# Problem statement
Reproduce the full listing that appears beneath this instruction exactly.

+-------+

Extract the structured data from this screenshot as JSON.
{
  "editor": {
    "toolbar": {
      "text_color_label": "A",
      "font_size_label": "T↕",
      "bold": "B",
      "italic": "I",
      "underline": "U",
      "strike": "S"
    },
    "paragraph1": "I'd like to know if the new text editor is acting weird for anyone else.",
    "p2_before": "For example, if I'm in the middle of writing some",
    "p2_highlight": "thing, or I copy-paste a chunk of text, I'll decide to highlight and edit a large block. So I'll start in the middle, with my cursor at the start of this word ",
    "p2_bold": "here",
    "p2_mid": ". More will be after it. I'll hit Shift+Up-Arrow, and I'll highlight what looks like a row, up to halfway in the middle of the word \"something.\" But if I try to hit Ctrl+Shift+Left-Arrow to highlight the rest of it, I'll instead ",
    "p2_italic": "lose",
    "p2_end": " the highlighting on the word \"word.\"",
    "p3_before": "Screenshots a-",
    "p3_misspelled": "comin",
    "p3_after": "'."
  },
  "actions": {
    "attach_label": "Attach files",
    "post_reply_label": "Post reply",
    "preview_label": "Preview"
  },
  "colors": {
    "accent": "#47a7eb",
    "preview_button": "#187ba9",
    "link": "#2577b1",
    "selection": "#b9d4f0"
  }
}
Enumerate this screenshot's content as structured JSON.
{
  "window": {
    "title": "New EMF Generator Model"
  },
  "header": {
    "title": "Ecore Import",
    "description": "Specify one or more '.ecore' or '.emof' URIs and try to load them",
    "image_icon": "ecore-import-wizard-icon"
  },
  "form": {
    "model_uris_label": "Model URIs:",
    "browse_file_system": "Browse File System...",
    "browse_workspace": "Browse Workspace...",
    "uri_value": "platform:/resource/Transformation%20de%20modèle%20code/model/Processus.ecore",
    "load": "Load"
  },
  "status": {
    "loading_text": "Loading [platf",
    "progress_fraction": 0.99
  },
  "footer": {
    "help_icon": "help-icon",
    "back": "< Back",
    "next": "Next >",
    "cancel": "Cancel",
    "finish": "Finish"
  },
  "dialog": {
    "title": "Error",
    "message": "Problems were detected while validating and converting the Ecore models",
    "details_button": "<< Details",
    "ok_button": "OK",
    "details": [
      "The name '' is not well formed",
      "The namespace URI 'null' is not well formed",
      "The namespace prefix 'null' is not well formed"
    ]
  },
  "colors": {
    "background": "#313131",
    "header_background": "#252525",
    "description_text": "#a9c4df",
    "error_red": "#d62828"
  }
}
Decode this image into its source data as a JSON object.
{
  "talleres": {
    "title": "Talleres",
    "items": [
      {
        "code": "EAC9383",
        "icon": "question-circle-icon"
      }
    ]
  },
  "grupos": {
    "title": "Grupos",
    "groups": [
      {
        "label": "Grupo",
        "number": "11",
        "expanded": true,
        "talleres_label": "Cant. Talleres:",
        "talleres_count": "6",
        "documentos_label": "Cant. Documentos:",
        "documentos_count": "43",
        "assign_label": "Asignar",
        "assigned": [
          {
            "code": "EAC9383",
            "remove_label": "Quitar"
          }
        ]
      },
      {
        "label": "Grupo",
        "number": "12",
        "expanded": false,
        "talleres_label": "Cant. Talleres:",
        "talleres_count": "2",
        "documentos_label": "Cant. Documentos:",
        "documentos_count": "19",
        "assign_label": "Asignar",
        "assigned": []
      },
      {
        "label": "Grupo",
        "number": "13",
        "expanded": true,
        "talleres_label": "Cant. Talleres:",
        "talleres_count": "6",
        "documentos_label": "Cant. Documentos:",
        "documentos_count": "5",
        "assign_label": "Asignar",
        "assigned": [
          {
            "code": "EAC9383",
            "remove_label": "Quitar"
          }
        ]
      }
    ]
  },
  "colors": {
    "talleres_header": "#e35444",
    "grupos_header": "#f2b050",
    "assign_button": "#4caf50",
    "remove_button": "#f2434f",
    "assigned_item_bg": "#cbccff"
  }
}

+-------+

# Reply
Extract the structured data from this screenshot as JSON.
{
  "editor": {
    "toolbar": {
      "text_color_label": "A",
      "font_size_label": "T↕",
      "bold": "B",
      "italic": "I",
      "underline": "U",
      "strike": "S"
    },
    "paragraph1": "I'd like to know if the new text editor is acting weird for anyone else.",
    "p2_before": "For example, if I'm in the middle of writing some",
    "p2_highlight": "thing, or I copy-paste a chunk of text, I'll decide to highlight and edit a large block. So I'll start in the middle, with my cursor at the start of this word ",
    "p2_bold": "here",
    "p2_mid": ". More will be after it. I'll hit Shift+Up-Arrow, and I'll highlight what looks like a row, up to halfway in the middle of the word \"something.\" But if I try to hit Ctrl+Shift+Left-Arrow to highlight the rest of it, I'll instead ",
    "p2_italic": "lose",
    "p2_end": " the highlighting on the word \"word.\"",
    "p3_before": "Screenshots a-",
    "p3_misspelled": "comin",
    "p3_after": "'."
  },
  "actions": {
    "attach_label": "Attach files",
    "post_reply_label": "Post reply",
    "preview_label": "Preview"
  },
  "colors": {
    "accent": "#47a7eb",
    "preview_button": "#187ba9",
    "link": "#2577b1",
    "selection": "#b9d4f0"
  }
}
Enumerate this screenshot's content as structured JSON.
{
  "window": {
    "title": "New EMF Generator Model"
  },
  "header": {
    "title": "Ecore Import",
    "description": "Specify one or more '.ecore' or '.emof' URIs and try to load them",
    "image_icon": "ecore-import-wizard-icon"
  },
  "form": {
    "model_uris_label": "Model URIs:",
    "browse_file_system": "Browse File System...",
    "browse_workspace": "Browse Workspace...",
    "uri_value": "platform:/resource/Transformation%20de%20modèle%20code/model/Processus.ecore",
    "load": "Load"
  },
  "status": {
    "loading_text": "Loading [platf",
    "progress_fraction": 0.99
  },
  "footer": {
    "help_icon": "help-icon",
    "back": "< Back",
    "next": "Next >",
    "cancel": "Cancel",
    "finish": "Finish"
  },
  "dialog": {
    "title": "Error",
    "message": "Problems were detected while validating and converting the Ecore models",
    "details_button": "<< Details",
    "ok_button": "OK",
    "details": [
      "The name '' is not well formed",
      "The namespace URI 'null' is not well formed",
      "The namespace prefix 'null' is not well formed"
    ]
  },
  "colors": {
    "background": "#313131",
    "header_background": "#252525",
    "description_text": "#a9c4df",
    "error_red": "#d62828"
  }
}
Decode this image into its source data as a JSON object.
{
  "talleres": {
    "title": "Talleres",
    "items": [
      {
        "code": "EAC9383",
        "icon": "question-circle-icon"
      }
    ]
  },
  "grupos": {
    "title": "Grupos",
    "groups": [
      {
        "label": "Grupo",
        "number": "11",
        "expanded": true,
        "talleres_label": "Cant. Talleres:",
        "talleres_count": "6",
        "documentos_label": "Cant. Documentos:",
        "documentos_count": "43",
        "assign_label": "Asignar",
        "assigned": [
          {
            "code": "EAC9383",
            "remove_label": "Quitar"
          }
        ]
      },
      {
        "label": "Grupo",
        "number": "12",
        "expanded": false,
        "talleres_label": "Cant. Talleres:",
        "talleres_count": "2",
        "documentos_label": "Cant. Documentos:",
        "documentos_count": "19",
        "assign_label": "Asignar",
        "assigned": []
      },
      {
        "label": "Grupo",
        "number": "13",
        "expanded": true,
        "talleres_label": "Cant. Talleres:",
        "talleres_count": "6",
        "documentos_label": "Cant. Documentos:",
        "documentos_count": "5",
        "assign_label": "Asignar",
        "assigned": [
          {
            "code": "EAC9383",
            "remove_label": "Quitar"
          }
        ]
      }
    ]
  },
  "colors": {
    "talleres_header": "#e35444",
    "grupos_header": "#f2b050",
    "assign_button": "#4caf50",
    "remove_button": "#f2434f",
    "assigned_item_bg": "#cbccff"
  }
}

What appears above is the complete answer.